* Start DATA ROWS *
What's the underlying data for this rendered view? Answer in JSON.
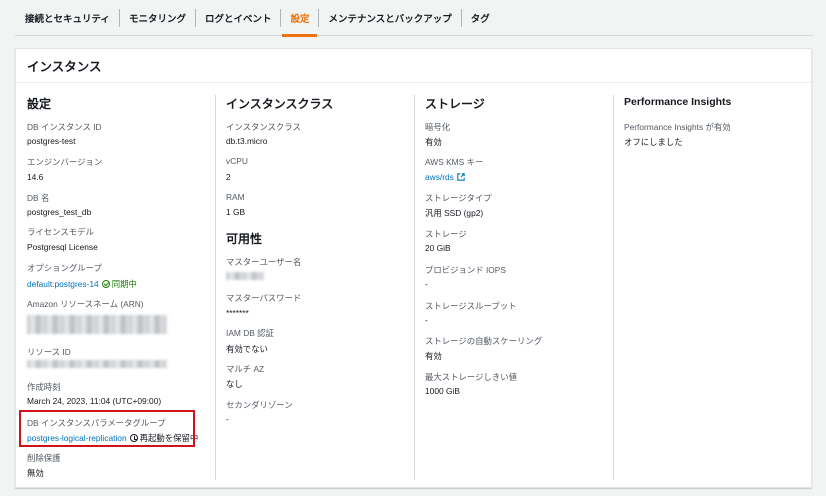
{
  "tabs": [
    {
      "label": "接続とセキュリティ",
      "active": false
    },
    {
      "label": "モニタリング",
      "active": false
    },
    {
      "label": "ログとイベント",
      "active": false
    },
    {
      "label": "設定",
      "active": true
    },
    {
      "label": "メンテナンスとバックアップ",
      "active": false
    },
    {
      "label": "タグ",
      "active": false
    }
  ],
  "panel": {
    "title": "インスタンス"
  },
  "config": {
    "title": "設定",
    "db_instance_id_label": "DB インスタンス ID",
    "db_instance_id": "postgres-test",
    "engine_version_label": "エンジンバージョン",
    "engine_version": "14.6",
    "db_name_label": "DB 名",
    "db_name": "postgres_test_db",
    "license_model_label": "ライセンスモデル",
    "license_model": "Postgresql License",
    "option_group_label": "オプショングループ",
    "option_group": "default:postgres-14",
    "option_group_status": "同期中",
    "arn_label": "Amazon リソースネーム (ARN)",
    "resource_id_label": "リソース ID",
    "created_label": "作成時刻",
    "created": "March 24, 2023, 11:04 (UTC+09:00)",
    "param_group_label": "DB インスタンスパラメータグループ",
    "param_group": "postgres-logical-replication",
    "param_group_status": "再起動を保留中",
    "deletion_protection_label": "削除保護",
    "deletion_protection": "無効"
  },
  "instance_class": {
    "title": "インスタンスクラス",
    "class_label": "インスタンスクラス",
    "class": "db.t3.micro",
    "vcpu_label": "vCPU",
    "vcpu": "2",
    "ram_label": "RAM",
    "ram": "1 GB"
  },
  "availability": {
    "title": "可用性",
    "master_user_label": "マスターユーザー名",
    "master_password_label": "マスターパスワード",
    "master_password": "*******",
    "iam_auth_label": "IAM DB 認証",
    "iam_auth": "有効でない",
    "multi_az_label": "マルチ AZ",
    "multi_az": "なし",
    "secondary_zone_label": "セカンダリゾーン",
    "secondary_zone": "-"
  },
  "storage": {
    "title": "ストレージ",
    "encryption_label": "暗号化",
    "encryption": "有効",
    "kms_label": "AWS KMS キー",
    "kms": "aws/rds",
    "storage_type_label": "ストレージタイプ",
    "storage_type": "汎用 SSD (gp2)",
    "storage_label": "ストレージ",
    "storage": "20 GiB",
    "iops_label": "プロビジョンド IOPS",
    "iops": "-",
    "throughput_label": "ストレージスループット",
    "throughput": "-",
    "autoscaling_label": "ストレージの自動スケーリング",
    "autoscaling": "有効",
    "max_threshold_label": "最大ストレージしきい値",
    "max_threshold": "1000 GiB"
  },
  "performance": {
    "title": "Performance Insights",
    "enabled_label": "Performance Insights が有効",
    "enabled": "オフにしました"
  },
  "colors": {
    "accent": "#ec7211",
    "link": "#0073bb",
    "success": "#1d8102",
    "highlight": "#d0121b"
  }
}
* End DATA ROWS *
## WHAT YOU HAVE TO DO
Without the pictures, return the entries exactly as they appear.

## COMPLETE RESPONSE
What's the underlying data for this rendered view? Answer in JSON.
{
  "tabs": [
    {
      "label": "接続とセキュリティ",
      "active": false
    },
    {
      "label": "モニタリング",
      "active": false
    },
    {
      "label": "ログとイベント",
      "active": false
    },
    {
      "label": "設定",
      "active": true
    },
    {
      "label": "メンテナンスとバックアップ",
      "active": false
    },
    {
      "label": "タグ",
      "active": false
    }
  ],
  "panel": {
    "title": "インスタンス"
  },
  "config": {
    "title": "設定",
    "db_instance_id_label": "DB インスタンス ID",
    "db_instance_id": "postgres-test",
    "engine_version_label": "エンジンバージョン",
    "engine_version": "14.6",
    "db_name_label": "DB 名",
    "db_name": "postgres_test_db",
    "license_model_label": "ライセンスモデル",
    "license_model": "Postgresql License",
    "option_group_label": "オプショングループ",
    "option_group": "default:postgres-14",
    "option_group_status": "同期中",
    "arn_label": "Amazon リソースネーム (ARN)",
    "resource_id_label": "リソース ID",
    "created_label": "作成時刻",
    "created": "March 24, 2023, 11:04 (UTC+09:00)",
    "param_group_label": "DB インスタンスパラメータグループ",
    "param_group": "postgres-logical-replication",
    "param_group_status": "再起動を保留中",
    "deletion_protection_label": "削除保護",
    "deletion_protection": "無効"
  },
  "instance_class": {
    "title": "インスタンスクラス",
    "class_label": "インスタンスクラス",
    "class": "db.t3.micro",
    "vcpu_label": "vCPU",
    "vcpu": "2",
    "ram_label": "RAM",
    "ram": "1 GB"
  },
  "availability": {
    "title": "可用性",
    "master_user_label": "マスターユーザー名",
    "master_password_label": "マスターパスワード",
    "master_password": "*******",
    "iam_auth_label": "IAM DB 認証",
    "iam_auth": "有効でない",
    "multi_az_label": "マルチ AZ",
    "multi_az": "なし",
    "secondary_zone_label": "セカンダリゾーン",
    "secondary_zone": "-"
  },
  "storage": {
    "title": "ストレージ",
    "encryption_label": "暗号化",
    "encryption": "有効",
    "kms_label": "AWS KMS キー",
    "kms": "aws/rds",
    "storage_type_label": "ストレージタイプ",
    "storage_type": "汎用 SSD (gp2)",
    "storage_label": "ストレージ",
    "storage": "20 GiB",
    "iops_label": "プロビジョンド IOPS",
    "iops": "-",
    "throughput_label": "ストレージスループット",
    "throughput": "-",
    "autoscaling_label": "ストレージの自動スケーリング",
    "autoscaling": "有効",
    "max_threshold_label": "最大ストレージしきい値",
    "max_threshold": "1000 GiB"
  },
  "performance": {
    "title": "Performance Insights",
    "enabled_label": "Performance Insights が有効",
    "enabled": "オフにしました"
  },
  "colors": {
    "accent": "#ec7211",
    "link": "#0073bb",
    "success": "#1d8102",
    "highlight": "#d0121b"
  }
}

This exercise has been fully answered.